(Records about charts and figures)
++++
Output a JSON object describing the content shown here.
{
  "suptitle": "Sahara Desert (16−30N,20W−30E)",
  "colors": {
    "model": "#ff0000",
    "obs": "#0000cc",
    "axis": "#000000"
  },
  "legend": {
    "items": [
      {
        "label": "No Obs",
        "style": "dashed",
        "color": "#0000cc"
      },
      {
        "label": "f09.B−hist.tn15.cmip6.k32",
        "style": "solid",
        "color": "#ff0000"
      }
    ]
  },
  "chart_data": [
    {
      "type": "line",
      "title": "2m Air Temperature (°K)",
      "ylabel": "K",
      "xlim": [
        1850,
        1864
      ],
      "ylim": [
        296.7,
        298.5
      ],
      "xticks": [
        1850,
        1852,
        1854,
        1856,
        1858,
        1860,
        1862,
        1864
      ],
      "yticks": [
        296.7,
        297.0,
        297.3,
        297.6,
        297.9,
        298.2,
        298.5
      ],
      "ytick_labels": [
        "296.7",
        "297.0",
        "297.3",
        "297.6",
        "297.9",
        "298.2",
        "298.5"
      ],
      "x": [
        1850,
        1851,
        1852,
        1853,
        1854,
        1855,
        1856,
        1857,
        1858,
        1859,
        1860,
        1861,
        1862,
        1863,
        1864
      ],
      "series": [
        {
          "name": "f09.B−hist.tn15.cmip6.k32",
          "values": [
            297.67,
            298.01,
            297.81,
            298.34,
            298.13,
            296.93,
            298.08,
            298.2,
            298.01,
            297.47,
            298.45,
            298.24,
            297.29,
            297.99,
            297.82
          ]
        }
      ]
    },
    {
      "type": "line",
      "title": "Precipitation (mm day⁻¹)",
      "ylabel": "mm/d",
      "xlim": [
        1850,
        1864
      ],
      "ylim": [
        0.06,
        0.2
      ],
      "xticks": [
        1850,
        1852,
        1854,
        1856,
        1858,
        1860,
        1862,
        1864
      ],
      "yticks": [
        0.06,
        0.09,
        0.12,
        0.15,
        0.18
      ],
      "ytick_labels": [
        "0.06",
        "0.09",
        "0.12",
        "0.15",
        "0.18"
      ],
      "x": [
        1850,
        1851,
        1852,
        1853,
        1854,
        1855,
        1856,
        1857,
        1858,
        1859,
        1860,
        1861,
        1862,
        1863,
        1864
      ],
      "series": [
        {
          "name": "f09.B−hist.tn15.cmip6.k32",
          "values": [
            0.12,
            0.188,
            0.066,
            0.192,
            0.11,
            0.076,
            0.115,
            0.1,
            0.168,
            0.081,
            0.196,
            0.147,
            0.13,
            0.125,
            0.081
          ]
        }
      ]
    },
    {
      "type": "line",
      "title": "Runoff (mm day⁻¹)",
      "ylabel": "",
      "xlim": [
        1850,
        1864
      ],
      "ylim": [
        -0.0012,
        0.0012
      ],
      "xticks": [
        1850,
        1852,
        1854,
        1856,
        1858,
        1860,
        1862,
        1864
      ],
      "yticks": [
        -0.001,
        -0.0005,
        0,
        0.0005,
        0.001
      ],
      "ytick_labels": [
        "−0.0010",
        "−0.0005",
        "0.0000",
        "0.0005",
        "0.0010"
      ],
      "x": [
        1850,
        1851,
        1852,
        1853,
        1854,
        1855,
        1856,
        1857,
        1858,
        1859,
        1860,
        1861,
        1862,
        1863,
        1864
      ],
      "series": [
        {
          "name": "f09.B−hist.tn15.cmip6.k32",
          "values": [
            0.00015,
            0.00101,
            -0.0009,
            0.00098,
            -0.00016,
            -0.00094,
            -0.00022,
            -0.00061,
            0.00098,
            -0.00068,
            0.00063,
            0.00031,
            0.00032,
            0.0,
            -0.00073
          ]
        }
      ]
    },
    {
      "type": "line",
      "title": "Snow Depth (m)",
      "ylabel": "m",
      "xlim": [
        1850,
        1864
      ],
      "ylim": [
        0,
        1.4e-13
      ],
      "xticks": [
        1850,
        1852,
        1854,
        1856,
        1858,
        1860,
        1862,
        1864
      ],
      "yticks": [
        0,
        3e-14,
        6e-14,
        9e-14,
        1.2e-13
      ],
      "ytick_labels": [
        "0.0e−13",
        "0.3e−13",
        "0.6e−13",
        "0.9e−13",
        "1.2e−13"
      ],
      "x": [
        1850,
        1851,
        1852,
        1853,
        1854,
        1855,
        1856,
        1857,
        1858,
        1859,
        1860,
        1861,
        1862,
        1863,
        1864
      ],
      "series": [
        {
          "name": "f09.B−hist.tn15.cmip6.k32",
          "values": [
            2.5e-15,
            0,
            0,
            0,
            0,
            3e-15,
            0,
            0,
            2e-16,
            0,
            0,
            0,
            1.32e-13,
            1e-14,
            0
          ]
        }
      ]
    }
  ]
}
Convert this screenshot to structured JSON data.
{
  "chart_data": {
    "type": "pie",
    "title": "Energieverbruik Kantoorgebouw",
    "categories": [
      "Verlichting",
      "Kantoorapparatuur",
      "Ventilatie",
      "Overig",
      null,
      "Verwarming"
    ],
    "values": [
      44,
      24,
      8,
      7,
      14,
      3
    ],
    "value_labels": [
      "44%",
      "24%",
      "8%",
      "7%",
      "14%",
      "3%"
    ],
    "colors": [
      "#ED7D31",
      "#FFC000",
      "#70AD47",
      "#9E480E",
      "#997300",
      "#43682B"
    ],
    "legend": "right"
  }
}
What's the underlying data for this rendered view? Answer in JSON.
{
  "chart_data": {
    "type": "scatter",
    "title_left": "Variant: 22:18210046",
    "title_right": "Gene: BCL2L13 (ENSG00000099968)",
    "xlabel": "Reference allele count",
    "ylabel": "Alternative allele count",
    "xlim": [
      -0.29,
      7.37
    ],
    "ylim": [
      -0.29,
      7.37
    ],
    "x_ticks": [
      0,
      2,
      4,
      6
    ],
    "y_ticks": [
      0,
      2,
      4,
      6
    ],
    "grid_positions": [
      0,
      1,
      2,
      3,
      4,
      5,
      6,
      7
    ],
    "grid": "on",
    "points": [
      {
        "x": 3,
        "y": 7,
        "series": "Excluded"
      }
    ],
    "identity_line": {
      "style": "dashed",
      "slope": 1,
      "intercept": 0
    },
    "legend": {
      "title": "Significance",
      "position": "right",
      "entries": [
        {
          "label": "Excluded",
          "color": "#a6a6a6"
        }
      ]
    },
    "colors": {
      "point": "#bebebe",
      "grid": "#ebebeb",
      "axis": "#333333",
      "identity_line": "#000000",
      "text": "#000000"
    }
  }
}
++++
Write the data back out verbatim.

* [Exercise answer]
Output a JSON object describing the content shown here.
{
  "suptitle": "Sahara Desert (16−30N,20W−30E)",
  "colors": {
    "model": "#ff0000",
    "obs": "#0000cc",
    "axis": "#000000"
  },
  "legend": {
    "items": [
      {
        "label": "No Obs",
        "style": "dashed",
        "color": "#0000cc"
      },
      {
        "label": "f09.B−hist.tn15.cmip6.k32",
        "style": "solid",
        "color": "#ff0000"
      }
    ]
  },
  "chart_data": [
    {
      "type": "line",
      "title": "2m Air Temperature (°K)",
      "ylabel": "K",
      "xlim": [
        1850,
        1864
      ],
      "ylim": [
        296.7,
        298.5
      ],
      "xticks": [
        1850,
        1852,
        1854,
        1856,
        1858,
        1860,
        1862,
        1864
      ],
      "yticks": [
        296.7,
        297.0,
        297.3,
        297.6,
        297.9,
        298.2,
        298.5
      ],
      "ytick_labels": [
        "296.7",
        "297.0",
        "297.3",
        "297.6",
        "297.9",
        "298.2",
        "298.5"
      ],
      "x": [
        1850,
        1851,
        1852,
        1853,
        1854,
        1855,
        1856,
        1857,
        1858,
        1859,
        1860,
        1861,
        1862,
        1863,
        1864
      ],
      "series": [
        {
          "name": "f09.B−hist.tn15.cmip6.k32",
          "values": [
            297.67,
            298.01,
            297.81,
            298.34,
            298.13,
            296.93,
            298.08,
            298.2,
            298.01,
            297.47,
            298.45,
            298.24,
            297.29,
            297.99,
            297.82
          ]
        }
      ]
    },
    {
      "type": "line",
      "title": "Precipitation (mm day⁻¹)",
      "ylabel": "mm/d",
      "xlim": [
        1850,
        1864
      ],
      "ylim": [
        0.06,
        0.2
      ],
      "xticks": [
        1850,
        1852,
        1854,
        1856,
        1858,
        1860,
        1862,
        1864
      ],
      "yticks": [
        0.06,
        0.09,
        0.12,
        0.15,
        0.18
      ],
      "ytick_labels": [
        "0.06",
        "0.09",
        "0.12",
        "0.15",
        "0.18"
      ],
      "x": [
        1850,
        1851,
        1852,
        1853,
        1854,
        1855,
        1856,
        1857,
        1858,
        1859,
        1860,
        1861,
        1862,
        1863,
        1864
      ],
      "series": [
        {
          "name": "f09.B−hist.tn15.cmip6.k32",
          "values": [
            0.12,
            0.188,
            0.066,
            0.192,
            0.11,
            0.076,
            0.115,
            0.1,
            0.168,
            0.081,
            0.196,
            0.147,
            0.13,
            0.125,
            0.081
          ]
        }
      ]
    },
    {
      "type": "line",
      "title": "Runoff (mm day⁻¹)",
      "ylabel": "",
      "xlim": [
        1850,
        1864
      ],
      "ylim": [
        -0.0012,
        0.0012
      ],
      "xticks": [
        1850,
        1852,
        1854,
        1856,
        1858,
        1860,
        1862,
        1864
      ],
      "yticks": [
        -0.001,
        -0.0005,
        0,
        0.0005,
        0.001
      ],
      "ytick_labels": [
        "−0.0010",
        "−0.0005",
        "0.0000",
        "0.0005",
        "0.0010"
      ],
      "x": [
        1850,
        1851,
        1852,
        1853,
        1854,
        1855,
        1856,
        1857,
        1858,
        1859,
        1860,
        1861,
        1862,
        1863,
        1864
      ],
      "series": [
        {
          "name": "f09.B−hist.tn15.cmip6.k32",
          "values": [
            0.00015,
            0.00101,
            -0.0009,
            0.00098,
            -0.00016,
            -0.00094,
            -0.00022,
            -0.00061,
            0.00098,
            -0.00068,
            0.00063,
            0.00031,
            0.00032,
            0.0,
            -0.00073
          ]
        }
      ]
    },
    {
      "type": "line",
      "title": "Snow Depth (m)",
      "ylabel": "m",
      "xlim": [
        1850,
        1864
      ],
      "ylim": [
        0,
        1.4e-13
      ],
      "xticks": [
        1850,
        1852,
        1854,
        1856,
        1858,
        1860,
        1862,
        1864
      ],
      "yticks": [
        0,
        3e-14,
        6e-14,
        9e-14,
        1.2e-13
      ],
      "ytick_labels": [
        "0.0e−13",
        "0.3e−13",
        "0.6e−13",
        "0.9e−13",
        "1.2e−13"
      ],
      "x": [
        1850,
        1851,
        1852,
        1853,
        1854,
        1855,
        1856,
        1857,
        1858,
        1859,
        1860,
        1861,
        1862,
        1863,
        1864
      ],
      "series": [
        {
          "name": "f09.B−hist.tn15.cmip6.k32",
          "values": [
            2.5e-15,
            0,
            0,
            0,
            0,
            3e-15,
            0,
            0,
            2e-16,
            0,
            0,
            0,
            1.32e-13,
            1e-14,
            0
          ]
        }
      ]
    }
  ]
}
Convert this screenshot to structured JSON data.
{
  "chart_data": {
    "type": "pie",
    "title": "Energieverbruik Kantoorgebouw",
    "categories": [
      "Verlichting",
      "Kantoorapparatuur",
      "Ventilatie",
      "Overig",
      null,
      "Verwarming"
    ],
    "values": [
      44,
      24,
      8,
      7,
      14,
      3
    ],
    "value_labels": [
      "44%",
      "24%",
      "8%",
      "7%",
      "14%",
      "3%"
    ],
    "colors": [
      "#ED7D31",
      "#FFC000",
      "#70AD47",
      "#9E480E",
      "#997300",
      "#43682B"
    ],
    "legend": "right"
  }
}
What's the underlying data for this rendered view? Answer in JSON.
{
  "chart_data": {
    "type": "scatter",
    "title_left": "Variant: 22:18210046",
    "title_right": "Gene: BCL2L13 (ENSG00000099968)",
    "xlabel": "Reference allele count",
    "ylabel": "Alternative allele count",
    "xlim": [
      -0.29,
      7.37
    ],
    "ylim": [
      -0.29,
      7.37
    ],
    "x_ticks": [
      0,
      2,
      4,
      6
    ],
    "y_ticks": [
      0,
      2,
      4,
      6
    ],
    "grid_positions": [
      0,
      1,
      2,
      3,
      4,
      5,
      6,
      7
    ],
    "grid": "on",
    "points": [
      {
        "x": 3,
        "y": 7,
        "series": "Excluded"
      }
    ],
    "identity_line": {
      "style": "dashed",
      "slope": 1,
      "intercept": 0
    },
    "legend": {
      "title": "Significance",
      "position": "right",
      "entries": [
        {
          "label": "Excluded",
          "color": "#a6a6a6"
        }
      ]
    },
    "colors": {
      "point": "#bebebe",
      "grid": "#ebebeb",
      "axis": "#333333",
      "identity_line": "#000000",
      "text": "#000000"
    }
  }
}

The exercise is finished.